Search the data for the word "KSXB" and copy every line that contains it.

— BEGIN Raw data —

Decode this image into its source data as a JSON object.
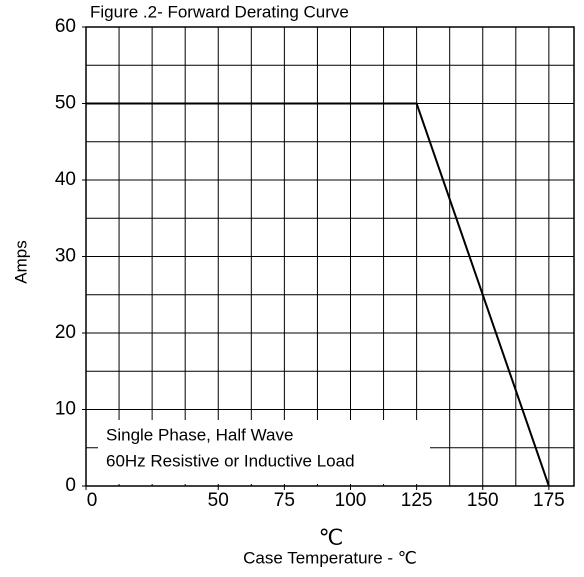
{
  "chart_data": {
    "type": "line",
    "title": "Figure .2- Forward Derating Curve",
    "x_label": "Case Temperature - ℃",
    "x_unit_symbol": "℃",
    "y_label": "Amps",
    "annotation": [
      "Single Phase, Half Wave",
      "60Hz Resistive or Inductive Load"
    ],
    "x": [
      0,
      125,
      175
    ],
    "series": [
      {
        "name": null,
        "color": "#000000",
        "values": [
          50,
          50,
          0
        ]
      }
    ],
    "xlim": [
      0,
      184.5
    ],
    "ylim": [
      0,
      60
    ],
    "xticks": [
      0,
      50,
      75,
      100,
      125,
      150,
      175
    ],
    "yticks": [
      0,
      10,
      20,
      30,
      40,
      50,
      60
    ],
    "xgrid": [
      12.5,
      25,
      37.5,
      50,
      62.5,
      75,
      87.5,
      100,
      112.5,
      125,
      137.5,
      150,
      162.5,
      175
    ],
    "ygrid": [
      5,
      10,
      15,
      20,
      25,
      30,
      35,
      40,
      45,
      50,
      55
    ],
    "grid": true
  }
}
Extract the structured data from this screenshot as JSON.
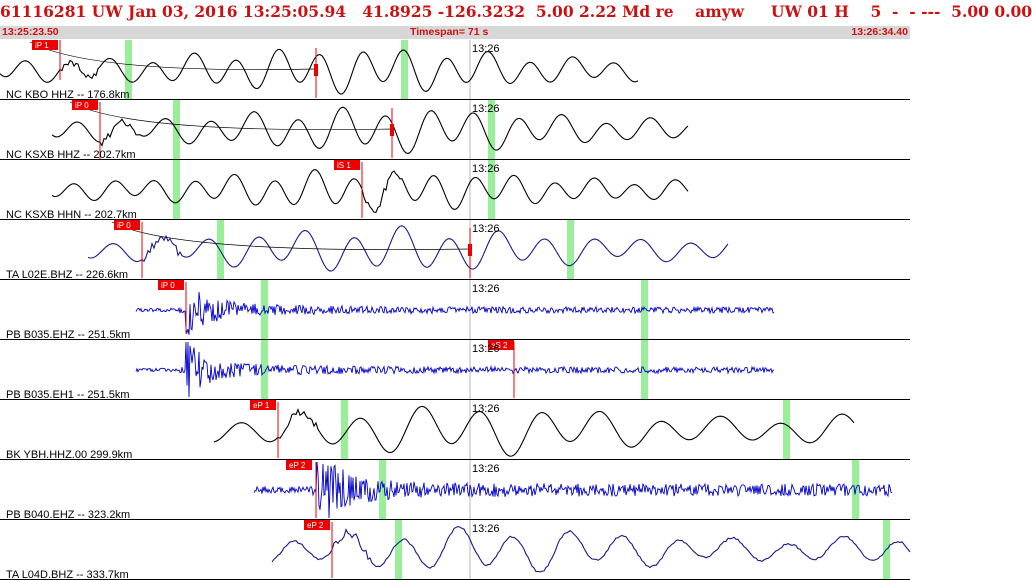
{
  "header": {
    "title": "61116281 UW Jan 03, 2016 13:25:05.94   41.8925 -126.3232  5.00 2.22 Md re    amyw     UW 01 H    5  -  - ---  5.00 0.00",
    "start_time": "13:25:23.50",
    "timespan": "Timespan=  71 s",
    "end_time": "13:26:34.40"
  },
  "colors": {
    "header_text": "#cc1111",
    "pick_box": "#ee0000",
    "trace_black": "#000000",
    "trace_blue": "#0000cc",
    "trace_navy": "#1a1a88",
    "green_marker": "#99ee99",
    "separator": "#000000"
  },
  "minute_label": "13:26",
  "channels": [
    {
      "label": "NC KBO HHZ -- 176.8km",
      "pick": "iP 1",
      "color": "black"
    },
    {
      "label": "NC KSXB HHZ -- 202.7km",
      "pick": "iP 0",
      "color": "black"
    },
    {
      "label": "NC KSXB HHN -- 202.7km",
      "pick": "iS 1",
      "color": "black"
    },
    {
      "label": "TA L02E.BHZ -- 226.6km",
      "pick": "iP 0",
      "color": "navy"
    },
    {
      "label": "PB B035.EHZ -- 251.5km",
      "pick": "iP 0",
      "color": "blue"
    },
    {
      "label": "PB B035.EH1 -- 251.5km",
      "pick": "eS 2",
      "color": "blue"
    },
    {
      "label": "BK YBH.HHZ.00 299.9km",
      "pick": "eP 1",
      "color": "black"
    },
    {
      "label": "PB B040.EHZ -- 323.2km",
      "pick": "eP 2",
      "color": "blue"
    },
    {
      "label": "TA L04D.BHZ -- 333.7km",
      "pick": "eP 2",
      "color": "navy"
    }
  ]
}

— END Raw data —
— BEGIN Raw data —

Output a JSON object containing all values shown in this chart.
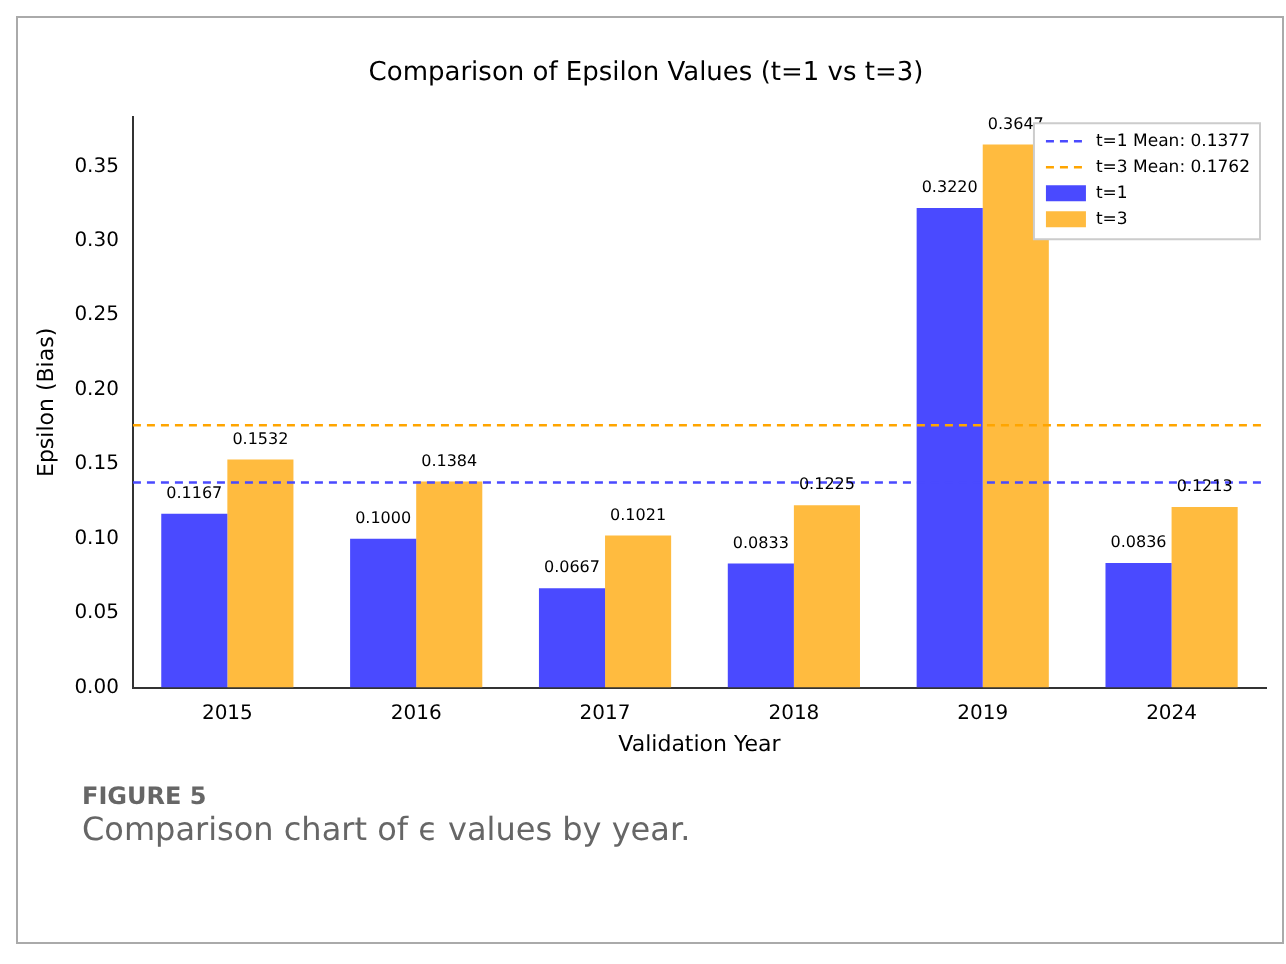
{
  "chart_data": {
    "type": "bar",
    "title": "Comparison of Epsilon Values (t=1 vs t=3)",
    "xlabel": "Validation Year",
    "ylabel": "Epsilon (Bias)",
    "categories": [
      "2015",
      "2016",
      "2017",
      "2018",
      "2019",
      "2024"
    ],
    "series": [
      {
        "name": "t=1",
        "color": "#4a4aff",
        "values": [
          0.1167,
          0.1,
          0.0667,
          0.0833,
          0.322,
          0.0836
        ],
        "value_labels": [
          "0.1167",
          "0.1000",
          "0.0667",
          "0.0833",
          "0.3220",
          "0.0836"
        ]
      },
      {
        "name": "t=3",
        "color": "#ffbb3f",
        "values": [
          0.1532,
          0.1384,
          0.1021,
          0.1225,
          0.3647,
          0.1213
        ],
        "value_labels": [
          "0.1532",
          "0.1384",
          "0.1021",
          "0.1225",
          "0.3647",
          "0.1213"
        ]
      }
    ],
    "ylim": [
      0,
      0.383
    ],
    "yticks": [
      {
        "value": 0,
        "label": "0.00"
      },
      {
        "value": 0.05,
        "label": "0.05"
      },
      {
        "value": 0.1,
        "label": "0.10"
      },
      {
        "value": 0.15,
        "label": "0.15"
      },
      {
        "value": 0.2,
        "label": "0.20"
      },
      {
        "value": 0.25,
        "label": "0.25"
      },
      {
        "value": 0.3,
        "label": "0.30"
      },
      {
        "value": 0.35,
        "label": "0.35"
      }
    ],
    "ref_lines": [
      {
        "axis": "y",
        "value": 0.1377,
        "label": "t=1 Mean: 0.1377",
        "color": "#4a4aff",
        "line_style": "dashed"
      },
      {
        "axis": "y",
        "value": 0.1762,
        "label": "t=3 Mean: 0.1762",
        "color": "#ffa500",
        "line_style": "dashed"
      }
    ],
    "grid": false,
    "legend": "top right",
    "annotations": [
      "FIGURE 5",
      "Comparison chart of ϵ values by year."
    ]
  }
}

— END Raw data —

- _Correct response_:
      "label": "NC KSXB HHZ -- 202.7km",
      "label": "NC KSXB HHN -- 202.7km",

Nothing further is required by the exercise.